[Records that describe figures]
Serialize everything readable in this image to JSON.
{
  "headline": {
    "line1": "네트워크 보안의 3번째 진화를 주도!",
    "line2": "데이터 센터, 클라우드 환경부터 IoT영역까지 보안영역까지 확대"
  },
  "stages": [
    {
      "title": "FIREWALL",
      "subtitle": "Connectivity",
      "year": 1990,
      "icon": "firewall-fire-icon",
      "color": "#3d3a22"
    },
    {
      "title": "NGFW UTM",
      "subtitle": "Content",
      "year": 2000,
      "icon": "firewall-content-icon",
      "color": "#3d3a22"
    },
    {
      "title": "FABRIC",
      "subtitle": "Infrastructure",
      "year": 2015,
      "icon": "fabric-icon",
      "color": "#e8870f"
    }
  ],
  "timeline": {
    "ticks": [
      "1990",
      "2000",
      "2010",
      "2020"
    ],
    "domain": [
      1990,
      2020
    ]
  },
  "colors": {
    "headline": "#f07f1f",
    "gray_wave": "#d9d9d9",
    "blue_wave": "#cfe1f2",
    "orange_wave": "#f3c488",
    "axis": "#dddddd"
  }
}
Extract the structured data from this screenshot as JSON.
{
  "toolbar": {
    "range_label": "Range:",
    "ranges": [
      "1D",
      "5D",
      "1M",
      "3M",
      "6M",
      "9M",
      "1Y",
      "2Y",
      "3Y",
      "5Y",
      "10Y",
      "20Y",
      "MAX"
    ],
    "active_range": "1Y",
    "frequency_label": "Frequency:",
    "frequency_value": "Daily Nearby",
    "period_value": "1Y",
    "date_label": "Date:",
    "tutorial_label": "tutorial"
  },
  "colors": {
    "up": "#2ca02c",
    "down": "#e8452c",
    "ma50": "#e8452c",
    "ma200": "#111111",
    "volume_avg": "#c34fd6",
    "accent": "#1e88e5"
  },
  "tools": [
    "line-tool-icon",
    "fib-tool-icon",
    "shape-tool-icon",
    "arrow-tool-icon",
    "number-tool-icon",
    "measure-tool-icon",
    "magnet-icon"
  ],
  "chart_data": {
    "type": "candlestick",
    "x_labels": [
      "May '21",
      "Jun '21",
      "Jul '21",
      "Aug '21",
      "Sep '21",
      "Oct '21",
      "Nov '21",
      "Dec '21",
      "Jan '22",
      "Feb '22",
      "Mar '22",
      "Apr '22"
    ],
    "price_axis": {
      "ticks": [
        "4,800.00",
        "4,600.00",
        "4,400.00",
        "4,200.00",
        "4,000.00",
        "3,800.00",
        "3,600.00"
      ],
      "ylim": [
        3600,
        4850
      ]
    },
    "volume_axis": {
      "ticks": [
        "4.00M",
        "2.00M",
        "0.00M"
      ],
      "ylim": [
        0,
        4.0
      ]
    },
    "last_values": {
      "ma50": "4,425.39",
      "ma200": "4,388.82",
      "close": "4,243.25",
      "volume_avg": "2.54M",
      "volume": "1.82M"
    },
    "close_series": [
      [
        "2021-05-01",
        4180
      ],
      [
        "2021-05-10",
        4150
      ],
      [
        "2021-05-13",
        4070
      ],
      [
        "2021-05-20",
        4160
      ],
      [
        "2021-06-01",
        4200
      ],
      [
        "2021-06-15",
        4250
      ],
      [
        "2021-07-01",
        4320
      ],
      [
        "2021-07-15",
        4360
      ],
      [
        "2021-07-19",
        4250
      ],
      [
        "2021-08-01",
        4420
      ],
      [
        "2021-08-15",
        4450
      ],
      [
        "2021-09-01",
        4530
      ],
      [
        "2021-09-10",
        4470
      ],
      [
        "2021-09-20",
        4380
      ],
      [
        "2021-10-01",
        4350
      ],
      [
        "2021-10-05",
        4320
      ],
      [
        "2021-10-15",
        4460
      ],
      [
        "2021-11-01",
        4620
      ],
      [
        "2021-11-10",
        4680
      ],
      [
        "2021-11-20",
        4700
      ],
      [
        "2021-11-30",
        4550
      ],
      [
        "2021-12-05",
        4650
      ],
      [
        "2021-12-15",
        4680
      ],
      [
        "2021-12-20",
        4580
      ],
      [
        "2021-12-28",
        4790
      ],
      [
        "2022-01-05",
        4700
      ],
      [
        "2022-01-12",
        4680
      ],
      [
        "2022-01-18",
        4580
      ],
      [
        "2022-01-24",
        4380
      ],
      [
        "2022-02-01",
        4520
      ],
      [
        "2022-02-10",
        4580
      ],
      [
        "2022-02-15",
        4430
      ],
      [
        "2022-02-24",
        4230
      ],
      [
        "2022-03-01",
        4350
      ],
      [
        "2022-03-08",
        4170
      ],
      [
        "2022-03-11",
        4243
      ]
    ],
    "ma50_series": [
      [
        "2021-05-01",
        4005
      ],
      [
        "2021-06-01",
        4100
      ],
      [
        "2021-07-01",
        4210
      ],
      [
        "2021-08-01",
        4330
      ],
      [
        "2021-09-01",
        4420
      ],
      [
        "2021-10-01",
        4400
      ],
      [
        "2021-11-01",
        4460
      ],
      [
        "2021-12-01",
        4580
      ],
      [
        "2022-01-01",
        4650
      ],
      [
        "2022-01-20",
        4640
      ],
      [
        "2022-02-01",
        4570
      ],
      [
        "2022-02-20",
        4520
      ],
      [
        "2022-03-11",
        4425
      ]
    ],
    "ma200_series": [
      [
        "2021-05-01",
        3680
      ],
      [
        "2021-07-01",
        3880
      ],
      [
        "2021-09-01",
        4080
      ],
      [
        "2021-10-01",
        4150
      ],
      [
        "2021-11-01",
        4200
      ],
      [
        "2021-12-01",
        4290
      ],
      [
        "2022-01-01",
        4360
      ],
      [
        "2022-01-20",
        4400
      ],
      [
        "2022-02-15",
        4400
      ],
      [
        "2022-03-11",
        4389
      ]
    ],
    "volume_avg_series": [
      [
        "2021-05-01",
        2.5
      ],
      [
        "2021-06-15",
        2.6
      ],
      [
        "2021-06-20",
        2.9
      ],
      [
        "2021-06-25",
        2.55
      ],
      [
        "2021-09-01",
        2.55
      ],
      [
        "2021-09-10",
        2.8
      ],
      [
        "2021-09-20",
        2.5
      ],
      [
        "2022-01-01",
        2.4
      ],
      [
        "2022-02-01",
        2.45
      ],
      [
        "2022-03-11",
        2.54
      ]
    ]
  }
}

• Directive
Repeat every entry word for word.

• Written solution
Serialize everything readable in this image to JSON.
{
  "headline": {
    "line1": "네트워크 보안의 3번째 진화를 주도!",
    "line2": "데이터 센터, 클라우드 환경부터 IoT영역까지 보안영역까지 확대"
  },
  "stages": [
    {
      "title": "FIREWALL",
      "subtitle": "Connectivity",
      "year": 1990,
      "icon": "firewall-fire-icon",
      "color": "#3d3a22"
    },
    {
      "title": "NGFW UTM",
      "subtitle": "Content",
      "year": 2000,
      "icon": "firewall-content-icon",
      "color": "#3d3a22"
    },
    {
      "title": "FABRIC",
      "subtitle": "Infrastructure",
      "year": 2015,
      "icon": "fabric-icon",
      "color": "#e8870f"
    }
  ],
  "timeline": {
    "ticks": [
      "1990",
      "2000",
      "2010",
      "2020"
    ],
    "domain": [
      1990,
      2020
    ]
  },
  "colors": {
    "headline": "#f07f1f",
    "gray_wave": "#d9d9d9",
    "blue_wave": "#cfe1f2",
    "orange_wave": "#f3c488",
    "axis": "#dddddd"
  }
}
Extract the structured data from this screenshot as JSON.
{
  "toolbar": {
    "range_label": "Range:",
    "ranges": [
      "1D",
      "5D",
      "1M",
      "3M",
      "6M",
      "9M",
      "1Y",
      "2Y",
      "3Y",
      "5Y",
      "10Y",
      "20Y",
      "MAX"
    ],
    "active_range": "1Y",
    "frequency_label": "Frequency:",
    "frequency_value": "Daily Nearby",
    "period_value": "1Y",
    "date_label": "Date:",
    "tutorial_label": "tutorial"
  },
  "colors": {
    "up": "#2ca02c",
    "down": "#e8452c",
    "ma50": "#e8452c",
    "ma200": "#111111",
    "volume_avg": "#c34fd6",
    "accent": "#1e88e5"
  },
  "tools": [
    "line-tool-icon",
    "fib-tool-icon",
    "shape-tool-icon",
    "arrow-tool-icon",
    "number-tool-icon",
    "measure-tool-icon",
    "magnet-icon"
  ],
  "chart_data": {
    "type": "candlestick",
    "x_labels": [
      "May '21",
      "Jun '21",
      "Jul '21",
      "Aug '21",
      "Sep '21",
      "Oct '21",
      "Nov '21",
      "Dec '21",
      "Jan '22",
      "Feb '22",
      "Mar '22",
      "Apr '22"
    ],
    "price_axis": {
      "ticks": [
        "4,800.00",
        "4,600.00",
        "4,400.00",
        "4,200.00",
        "4,000.00",
        "3,800.00",
        "3,600.00"
      ],
      "ylim": [
        3600,
        4850
      ]
    },
    "volume_axis": {
      "ticks": [
        "4.00M",
        "2.00M",
        "0.00M"
      ],
      "ylim": [
        0,
        4.0
      ]
    },
    "last_values": {
      "ma50": "4,425.39",
      "ma200": "4,388.82",
      "close": "4,243.25",
      "volume_avg": "2.54M",
      "volume": "1.82M"
    },
    "close_series": [
      [
        "2021-05-01",
        4180
      ],
      [
        "2021-05-10",
        4150
      ],
      [
        "2021-05-13",
        4070
      ],
      [
        "2021-05-20",
        4160
      ],
      [
        "2021-06-01",
        4200
      ],
      [
        "2021-06-15",
        4250
      ],
      [
        "2021-07-01",
        4320
      ],
      [
        "2021-07-15",
        4360
      ],
      [
        "2021-07-19",
        4250
      ],
      [
        "2021-08-01",
        4420
      ],
      [
        "2021-08-15",
        4450
      ],
      [
        "2021-09-01",
        4530
      ],
      [
        "2021-09-10",
        4470
      ],
      [
        "2021-09-20",
        4380
      ],
      [
        "2021-10-01",
        4350
      ],
      [
        "2021-10-05",
        4320
      ],
      [
        "2021-10-15",
        4460
      ],
      [
        "2021-11-01",
        4620
      ],
      [
        "2021-11-10",
        4680
      ],
      [
        "2021-11-20",
        4700
      ],
      [
        "2021-11-30",
        4550
      ],
      [
        "2021-12-05",
        4650
      ],
      [
        "2021-12-15",
        4680
      ],
      [
        "2021-12-20",
        4580
      ],
      [
        "2021-12-28",
        4790
      ],
      [
        "2022-01-05",
        4700
      ],
      [
        "2022-01-12",
        4680
      ],
      [
        "2022-01-18",
        4580
      ],
      [
        "2022-01-24",
        4380
      ],
      [
        "2022-02-01",
        4520
      ],
      [
        "2022-02-10",
        4580
      ],
      [
        "2022-02-15",
        4430
      ],
      [
        "2022-02-24",
        4230
      ],
      [
        "2022-03-01",
        4350
      ],
      [
        "2022-03-08",
        4170
      ],
      [
        "2022-03-11",
        4243
      ]
    ],
    "ma50_series": [
      [
        "2021-05-01",
        4005
      ],
      [
        "2021-06-01",
        4100
      ],
      [
        "2021-07-01",
        4210
      ],
      [
        "2021-08-01",
        4330
      ],
      [
        "2021-09-01",
        4420
      ],
      [
        "2021-10-01",
        4400
      ],
      [
        "2021-11-01",
        4460
      ],
      [
        "2021-12-01",
        4580
      ],
      [
        "2022-01-01",
        4650
      ],
      [
        "2022-01-20",
        4640
      ],
      [
        "2022-02-01",
        4570
      ],
      [
        "2022-02-20",
        4520
      ],
      [
        "2022-03-11",
        4425
      ]
    ],
    "ma200_series": [
      [
        "2021-05-01",
        3680
      ],
      [
        "2021-07-01",
        3880
      ],
      [
        "2021-09-01",
        4080
      ],
      [
        "2021-10-01",
        4150
      ],
      [
        "2021-11-01",
        4200
      ],
      [
        "2021-12-01",
        4290
      ],
      [
        "2022-01-01",
        4360
      ],
      [
        "2022-01-20",
        4400
      ],
      [
        "2022-02-15",
        4400
      ],
      [
        "2022-03-11",
        4389
      ]
    ],
    "volume_avg_series": [
      [
        "2021-05-01",
        2.5
      ],
      [
        "2021-06-15",
        2.6
      ],
      [
        "2021-06-20",
        2.9
      ],
      [
        "2021-06-25",
        2.55
      ],
      [
        "2021-09-01",
        2.55
      ],
      [
        "2021-09-10",
        2.8
      ],
      [
        "2021-09-20",
        2.5
      ],
      [
        "2022-01-01",
        2.4
      ],
      [
        "2022-02-01",
        2.45
      ],
      [
        "2022-03-11",
        2.54
      ]
    ]
  }
}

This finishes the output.